* start *

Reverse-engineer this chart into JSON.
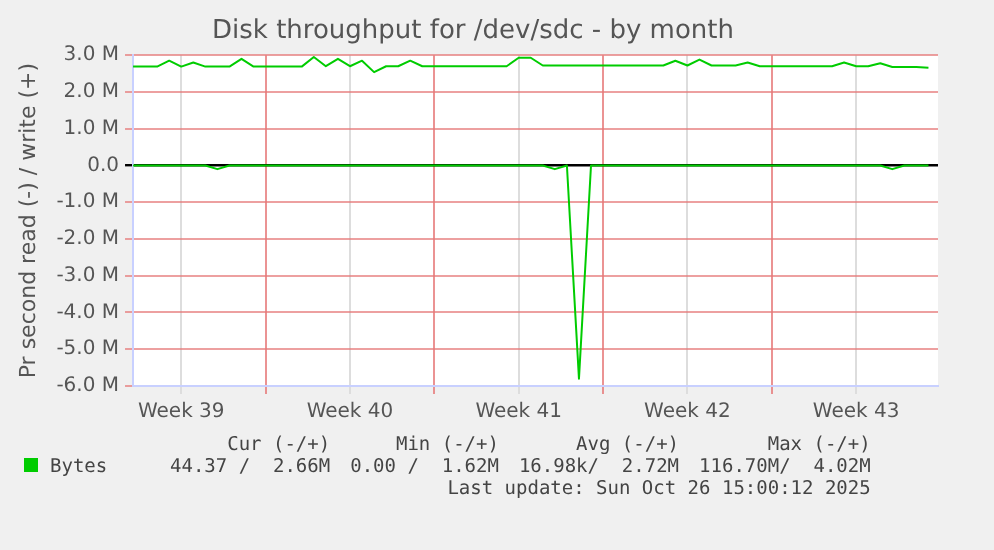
{
  "chart_data": {
    "type": "line",
    "title": "Disk throughput for /dev/sdc - by month",
    "ylabel": "Pr second read (-) / write (+)",
    "x": [
      "2025-09-23T12:00",
      "2025-09-24T00:00",
      "2025-09-24T12:00",
      "2025-09-25T00:00",
      "2025-09-25T12:00",
      "2025-09-26T00:00",
      "2025-09-26T12:00",
      "2025-09-27T00:00",
      "2025-09-27T12:00",
      "2025-09-28T00:00",
      "2025-09-28T12:00",
      "2025-09-29T00:00",
      "2025-09-29T12:00",
      "2025-09-30T00:00",
      "2025-09-30T12:00",
      "2025-10-01T00:00",
      "2025-10-01T12:00",
      "2025-10-02T00:00",
      "2025-10-02T12:00",
      "2025-10-03T00:00",
      "2025-10-03T12:00",
      "2025-10-04T00:00",
      "2025-10-04T12:00",
      "2025-10-05T00:00",
      "2025-10-05T12:00",
      "2025-10-06T00:00",
      "2025-10-06T12:00",
      "2025-10-07T00:00",
      "2025-10-07T12:00",
      "2025-10-08T00:00",
      "2025-10-08T12:00",
      "2025-10-09T00:00",
      "2025-10-09T12:00",
      "2025-10-10T00:00",
      "2025-10-10T12:00",
      "2025-10-11T00:00",
      "2025-10-11T12:00",
      "2025-10-12T00:00",
      "2025-10-12T12:00",
      "2025-10-13T00:00",
      "2025-10-13T12:00",
      "2025-10-14T00:00",
      "2025-10-14T12:00",
      "2025-10-15T00:00",
      "2025-10-15T12:00",
      "2025-10-16T00:00",
      "2025-10-16T12:00",
      "2025-10-17T00:00",
      "2025-10-17T12:00",
      "2025-10-18T00:00",
      "2025-10-18T12:00",
      "2025-10-19T00:00",
      "2025-10-19T12:00",
      "2025-10-20T00:00",
      "2025-10-20T12:00",
      "2025-10-21T00:00",
      "2025-10-21T12:00",
      "2025-10-22T00:00",
      "2025-10-22T12:00",
      "2025-10-23T00:00",
      "2025-10-23T12:00",
      "2025-10-24T00:00",
      "2025-10-24T12:00",
      "2025-10-25T00:00",
      "2025-10-25T12:00",
      "2025-10-26T00:00",
      "2025-10-26T12:00"
    ],
    "series": [
      {
        "name": "Bytes",
        "color": "#00cc00",
        "values": [
          2690000,
          2690000,
          2690000,
          2850000,
          2690000,
          2800000,
          2690000,
          2690000,
          2690000,
          2900000,
          2690000,
          2690000,
          2690000,
          2690000,
          2690000,
          2950000,
          2700000,
          2900000,
          2700000,
          2850000,
          2540000,
          2700000,
          2700000,
          2850000,
          2700000,
          2700000,
          2700000,
          2700000,
          2700000,
          2700000,
          2700000,
          2700000,
          2930000,
          2930000,
          2720000,
          2720000,
          2720000,
          2720000,
          2720000,
          2720000,
          2720000,
          2720000,
          2720000,
          2720000,
          2720000,
          2850000,
          2720000,
          2880000,
          2720000,
          2720000,
          2720000,
          2800000,
          2700000,
          2700000,
          2700000,
          2700000,
          2700000,
          2700000,
          2700000,
          2800000,
          2700000,
          2700000,
          2780000,
          2680000,
          2680000,
          2680000,
          2660000
        ]
      },
      {
        "color": "#00cc00",
        "values": [
          0,
          0,
          0,
          0,
          0,
          0,
          0,
          -100000,
          0,
          0,
          0,
          0,
          0,
          0,
          0,
          0,
          0,
          0,
          0,
          0,
          0,
          0,
          0,
          0,
          0,
          0,
          0,
          0,
          0,
          0,
          0,
          0,
          0,
          0,
          0,
          -100000,
          0,
          -5800000,
          0,
          0,
          0,
          0,
          0,
          0,
          0,
          0,
          0,
          0,
          0,
          0,
          0,
          0,
          0,
          0,
          0,
          0,
          0,
          0,
          0,
          0,
          0,
          0,
          0,
          -100000,
          0,
          0,
          0
        ]
      }
    ],
    "xlim": [
      "2025-09-23T12:00",
      "2025-10-26T21:30"
    ],
    "xticks": [
      {
        "value": "2025-09-25T12:00",
        "label": "Week 39"
      },
      {
        "value": "2025-09-29T00:00",
        "label": null
      },
      {
        "value": "2025-10-02T12:00",
        "label": "Week 40"
      },
      {
        "value": "2025-10-06T00:00",
        "label": null
      },
      {
        "value": "2025-10-09T12:00",
        "label": "Week 41"
      },
      {
        "value": "2025-10-13T00:00",
        "label": null
      },
      {
        "value": "2025-10-16T12:00",
        "label": "Week 42"
      },
      {
        "value": "2025-10-20T00:00",
        "label": null
      },
      {
        "value": "2025-10-23T12:00",
        "label": "Week 43"
      }
    ],
    "ylim": [
      -6000000,
      3000000
    ],
    "yticks": [
      {
        "value": 3000000,
        "label": "3.0 M"
      },
      {
        "value": 2000000,
        "label": "2.0 M"
      },
      {
        "value": 1000000,
        "label": "1.0 M"
      },
      {
        "value": 0,
        "label": "0.0"
      },
      {
        "value": -1000000,
        "label": "-1.0 M"
      },
      {
        "value": -2000000,
        "label": "-2.0 M"
      },
      {
        "value": -3000000,
        "label": "-3.0 M"
      },
      {
        "value": -4000000,
        "label": "-4.0 M"
      },
      {
        "value": -5000000,
        "label": "-5.0 M"
      },
      {
        "value": -6000000,
        "label": "-6.0 M"
      }
    ],
    "grid": true,
    "legend": "bottom",
    "marker": "none",
    "line_style": "solid",
    "annotations": [
      "Cur (-/+)",
      "Min (-/+)",
      "Avg (-/+)",
      "Max (-/+)",
      "44.37 /  2.66M",
      "0.00 /  1.62M",
      "16.98k/  2.72M",
      "116.70M/  4.02M",
      "Last update: Sun Oct 26 15:00:12 2025"
    ]
  }
}
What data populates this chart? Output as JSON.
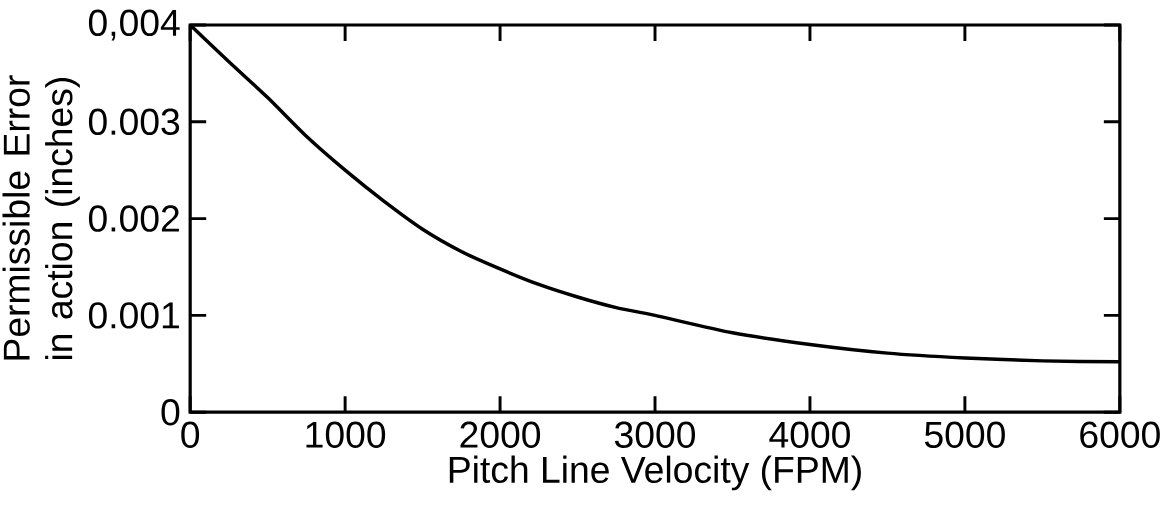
{
  "chart_data": {
    "type": "line",
    "xlabel": "Pitch Line Velocity (FPM)",
    "ylabel": "Permissible Error in action (inches)",
    "x": [
      0,
      250,
      500,
      750,
      1000,
      1250,
      1500,
      1750,
      2000,
      2250,
      2500,
      2750,
      3000,
      3500,
      4000,
      4500,
      5000,
      5500,
      6000
    ],
    "series": [
      {
        "color": "#000000",
        "values": [
          0.004,
          0.00362,
          0.00325,
          0.00285,
          0.0025,
          0.00218,
          0.00189,
          0.00166,
          0.00148,
          0.00132,
          0.00119,
          0.00108,
          0.001,
          0.00082,
          0.0007,
          0.00061,
          0.00056,
          0.00053,
          0.00052
        ]
      }
    ],
    "xlim": [
      0,
      6000
    ],
    "ylim": [
      0,
      0.004
    ],
    "xticks": [
      0,
      1000,
      2000,
      3000,
      4000,
      5000,
      6000
    ],
    "yticks": [
      0,
      0.001,
      0.002,
      0.003,
      {
        "value": 0.004,
        "label": "0,004"
      }
    ],
    "grid": false,
    "marker": "none",
    "line_style": "solid"
  }
}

* end *

--- Exercise description ---
Which lines include the word "this"? Copy every one of them.

--- Response ---
Reverse-engineer this chart into JSON.
What data populates this chart? Output as JSON.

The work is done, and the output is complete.